Goal. Locate the lines that hold the string "this". Copy every such line.

Raw records.
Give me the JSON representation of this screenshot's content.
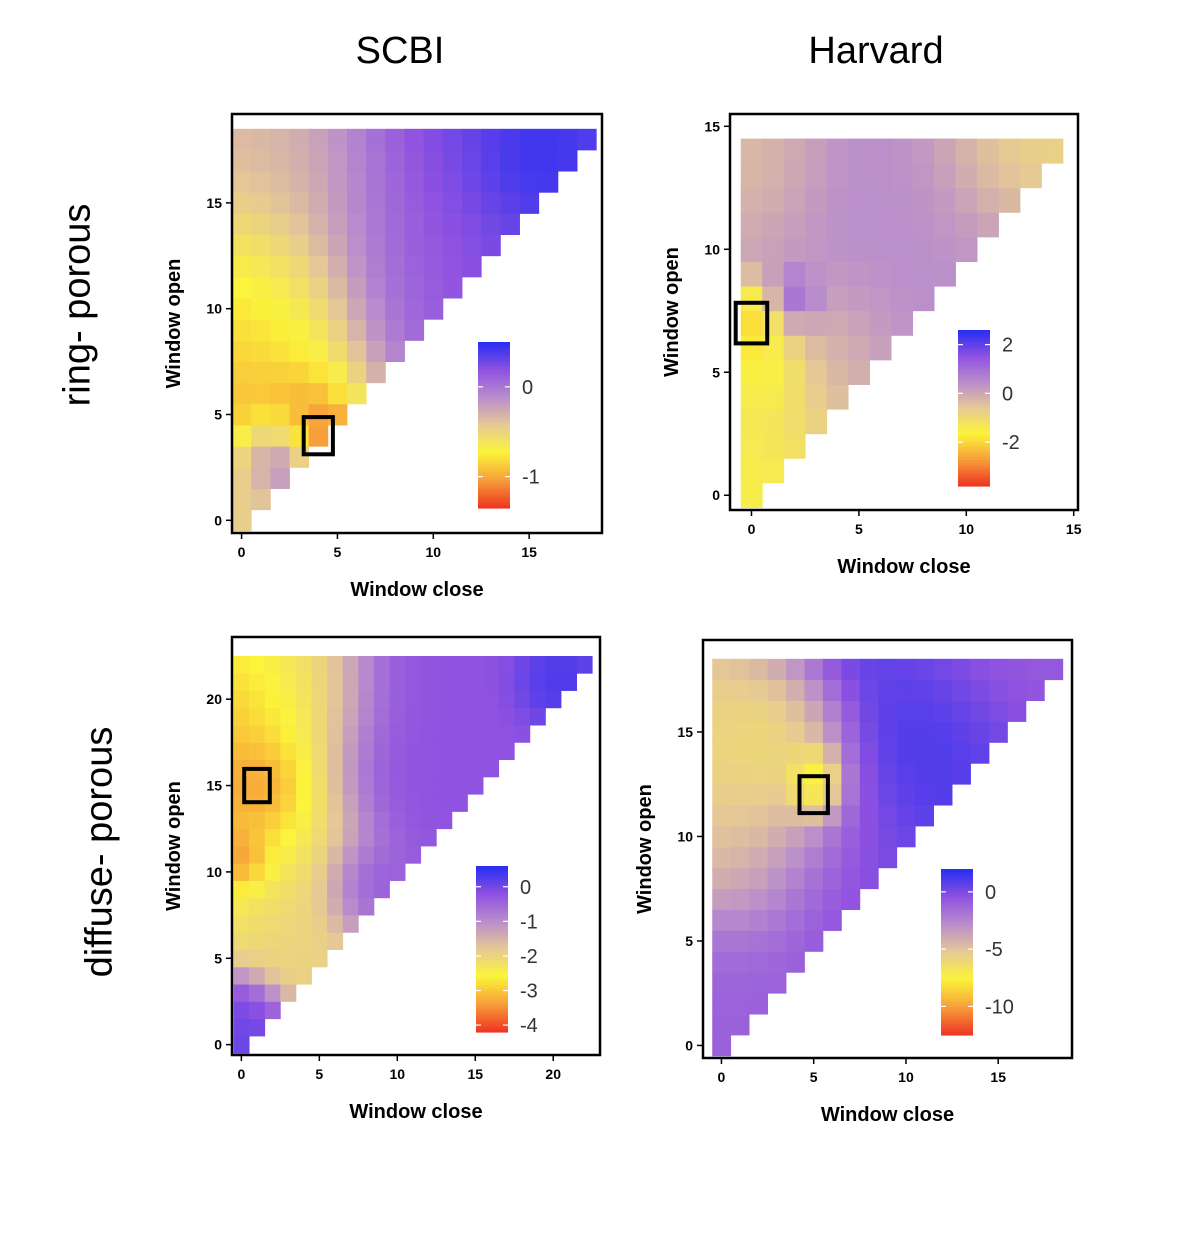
{
  "figure": {
    "columns": [
      "SCBI",
      "Harvard"
    ],
    "rows": [
      "ring- porous",
      "diffuse- porous"
    ]
  },
  "colormap": {
    "stops": [
      "#ee3a24",
      "#f7a13a",
      "#fbf43a",
      "#e6c995",
      "#b98ecc",
      "#9052e0",
      "#2a2ff2"
    ]
  },
  "chart_data": [
    {
      "id": "scbi-ring",
      "type": "heatmap",
      "row": "ring- porous",
      "column": "SCBI",
      "xlabel": "Window close",
      "ylabel": "Window open",
      "xticks": [
        0,
        5,
        10,
        15
      ],
      "yticks": [
        0,
        5,
        10,
        15
      ],
      "xlim": [
        -0.5,
        18.8
      ],
      "ylim": [
        -0.6,
        19.2
      ],
      "n": 19,
      "vmin": -1.35,
      "vmax": 0.5,
      "legend_ticks": [
        0,
        -1
      ],
      "highlight": {
        "x": 4,
        "y": 4
      },
      "field": [
        {
          "x": 4,
          "y": 4,
          "v": -1.3,
          "r": 0.8
        },
        {
          "x": 3,
          "y": 5,
          "v": -1.1,
          "r": 1.2
        },
        {
          "x": 0,
          "y": 7.5,
          "v": -1.0,
          "r": 3.5
        },
        {
          "x": 1,
          "y": 10,
          "v": -0.8,
          "r": 2.5
        },
        {
          "x": 3,
          "y": 14,
          "v": -0.35,
          "r": 4
        },
        {
          "x": 15,
          "y": 17,
          "v": 0.5,
          "r": 1.5
        },
        {
          "x": 12,
          "y": 16,
          "v": 0.35,
          "r": 4
        },
        {
          "x": 9,
          "y": 12,
          "v": 0.15,
          "r": 3
        },
        {
          "x": 2,
          "y": 3,
          "v": 0.2,
          "r": 1.2
        },
        {
          "x": 0,
          "y": 1,
          "v": -0.4,
          "r": 1.5
        }
      ]
    },
    {
      "id": "harvard-ring",
      "type": "heatmap",
      "row": "ring- porous",
      "column": "Harvard",
      "xlabel": "Window close",
      "ylabel": "Window open",
      "xticks": [
        0,
        5,
        10,
        15
      ],
      "yticks": [
        0,
        5,
        10,
        15
      ],
      "xlim": [
        -1,
        15.2
      ],
      "ylim": [
        -0.6,
        15.5
      ],
      "n": 15,
      "vmin": -3.8,
      "vmax": 2.6,
      "legend_ticks": [
        2,
        0,
        -2
      ],
      "highlight": {
        "x": 0,
        "y": 7
      },
      "field": [
        {
          "x": 0,
          "y": 7,
          "v": -3.6,
          "r": 1
        },
        {
          "x": 1,
          "y": 5,
          "v": -2.6,
          "r": 1
        },
        {
          "x": 0,
          "y": 3,
          "v": -1.6,
          "r": 2.5
        },
        {
          "x": 2,
          "y": 8,
          "v": 2.5,
          "r": 0.7
        },
        {
          "x": 4,
          "y": 10,
          "v": 0.5,
          "r": 4
        },
        {
          "x": 9,
          "y": 12,
          "v": 0.4,
          "r": 3
        },
        {
          "x": 3,
          "y": 6,
          "v": -0.4,
          "r": 2
        },
        {
          "x": 0,
          "y": 13,
          "v": -0.6,
          "r": 2
        },
        {
          "x": 12,
          "y": 14,
          "v": -1.2,
          "r": 2
        }
      ]
    },
    {
      "id": "scbi-diffuse",
      "type": "heatmap",
      "row": "diffuse- porous",
      "column": "SCBI",
      "xlabel": "Window close",
      "ylabel": "Window open",
      "xticks": [
        0,
        5,
        10,
        15,
        20
      ],
      "yticks": [
        0,
        5,
        10,
        15,
        20
      ],
      "xlim": [
        -0.6,
        23
      ],
      "ylim": [
        -0.6,
        23.6
      ],
      "n": 23,
      "vmin": -4.2,
      "vmax": 0.6,
      "legend_ticks": [
        0,
        -1,
        -2,
        -3,
        -4
      ],
      "highlight": {
        "x": 1,
        "y": 15
      },
      "field": [
        {
          "x": 1,
          "y": 15,
          "v": -3.9,
          "r": 1.5
        },
        {
          "x": 0,
          "y": 11,
          "v": -4.0,
          "r": 1
        },
        {
          "x": 0,
          "y": 18,
          "v": -3.3,
          "r": 3
        },
        {
          "x": 1,
          "y": 13,
          "v": -3.0,
          "r": 3
        },
        {
          "x": 3,
          "y": 21,
          "v": -2.5,
          "r": 3
        },
        {
          "x": 4,
          "y": 8,
          "v": -2.0,
          "r": 3
        },
        {
          "x": 20,
          "y": 21,
          "v": 0.6,
          "r": 1.5
        },
        {
          "x": 14,
          "y": 19,
          "v": -0.2,
          "r": 6
        },
        {
          "x": 8,
          "y": 9,
          "v": 0.0,
          "r": 1.5
        },
        {
          "x": 0,
          "y": 1,
          "v": 0.1,
          "r": 1.5
        }
      ]
    },
    {
      "id": "harvard-diffuse",
      "type": "heatmap",
      "row": "diffuse- porous",
      "column": "Harvard",
      "xlabel": "Window close",
      "ylabel": "Window open",
      "xticks": [
        0,
        5,
        10,
        15
      ],
      "yticks": [
        0,
        5,
        10,
        15
      ],
      "xlim": [
        -1,
        19
      ],
      "ylim": [
        -0.6,
        19.4
      ],
      "n": 19,
      "vmin": -12.5,
      "vmax": 2,
      "legend_ticks": [
        0,
        -5,
        -10
      ],
      "highlight": {
        "x": 5,
        "y": 12
      },
      "field": [
        {
          "x": 5,
          "y": 13,
          "v": -12,
          "r": 0.8
        },
        {
          "x": 5,
          "y": 12,
          "v": -10,
          "r": 0.8
        },
        {
          "x": 3,
          "y": 14,
          "v": -8,
          "r": 2
        },
        {
          "x": 1,
          "y": 14,
          "v": -6,
          "r": 3
        },
        {
          "x": 2,
          "y": 10,
          "v": -5,
          "r": 3
        },
        {
          "x": 12,
          "y": 15,
          "v": 1.8,
          "r": 2
        },
        {
          "x": 11,
          "y": 15,
          "v": 1.0,
          "r": 5
        },
        {
          "x": 7,
          "y": 7,
          "v": 0.0,
          "r": 3
        },
        {
          "x": 1,
          "y": 2,
          "v": -1.0,
          "r": 3
        },
        {
          "x": 15,
          "y": 18,
          "v": -1.5,
          "r": 3
        }
      ]
    }
  ]
}
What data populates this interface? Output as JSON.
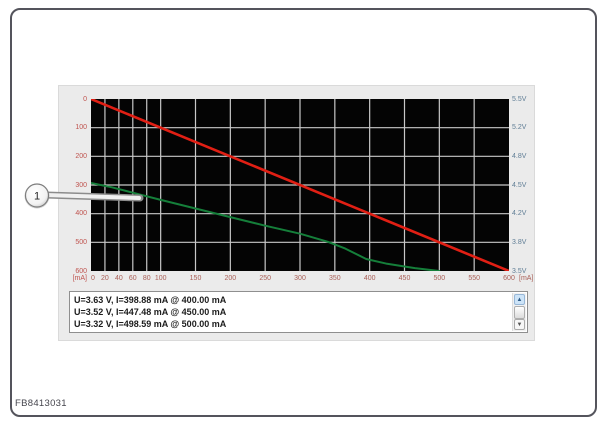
{
  "figure": {
    "code": "FB8413031",
    "callout_number": "1"
  },
  "colors": {
    "axis_left": "#bf534e",
    "axis_bottom": "#a96058",
    "axis_right": "#5f7d95",
    "grid": "#c8c8c8",
    "red_series": "#e11f14",
    "green_series": "#157f3a",
    "chart_bg": "#040404"
  },
  "chart_data": {
    "type": "line",
    "title": "",
    "x_axis": {
      "unit_label": "[mA]",
      "range": [
        0,
        600
      ],
      "ticks": [
        0,
        20,
        40,
        60,
        80,
        100,
        150,
        200,
        250,
        300,
        350,
        400,
        450,
        500,
        550,
        600
      ]
    },
    "y_axis_left": {
      "unit_label": "[mA]",
      "range": [
        0,
        600
      ],
      "ticks": [
        0,
        100,
        200,
        300,
        400,
        500,
        600
      ]
    },
    "y_axis_right": {
      "labels": [
        "5.5V",
        "5.2V",
        "4.8V",
        "4.5V",
        "4.2V",
        "3.8V",
        "3.5V"
      ],
      "tick_positions": [
        0,
        100,
        200,
        300,
        400,
        500,
        600
      ]
    },
    "grid": true,
    "series": [
      {
        "name": "voltage-ramp-red",
        "color_key": "red_series",
        "width": 2.6,
        "points": [
          [
            0,
            0
          ],
          [
            600,
            600
          ]
        ]
      },
      {
        "name": "current-reading-green",
        "color_key": "green_series",
        "width": 2,
        "points": [
          [
            0,
            293
          ],
          [
            30,
            308
          ],
          [
            60,
            327
          ],
          [
            100,
            352
          ],
          [
            150,
            382
          ],
          [
            200,
            412
          ],
          [
            250,
            442
          ],
          [
            300,
            470
          ],
          [
            340,
            498
          ],
          [
            365,
            522
          ],
          [
            395,
            558
          ],
          [
            425,
            575
          ],
          [
            465,
            590
          ],
          [
            500,
            600
          ]
        ]
      }
    ]
  },
  "readouts": {
    "lines": [
      "U=3.63 V, I=398.88 mA @ 400.00 mA",
      "U=3.52 V, I=447.48 mA @ 450.00 mA",
      "U=3.32 V, I=498.59 mA @ 500.00 mA"
    ]
  },
  "scrollbar": {
    "up_glyph": "▲",
    "down_glyph": "▼"
  }
}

Worked solution.
Give me the JSON representation of this screenshot's content.
What data populates this interface? Output as JSON.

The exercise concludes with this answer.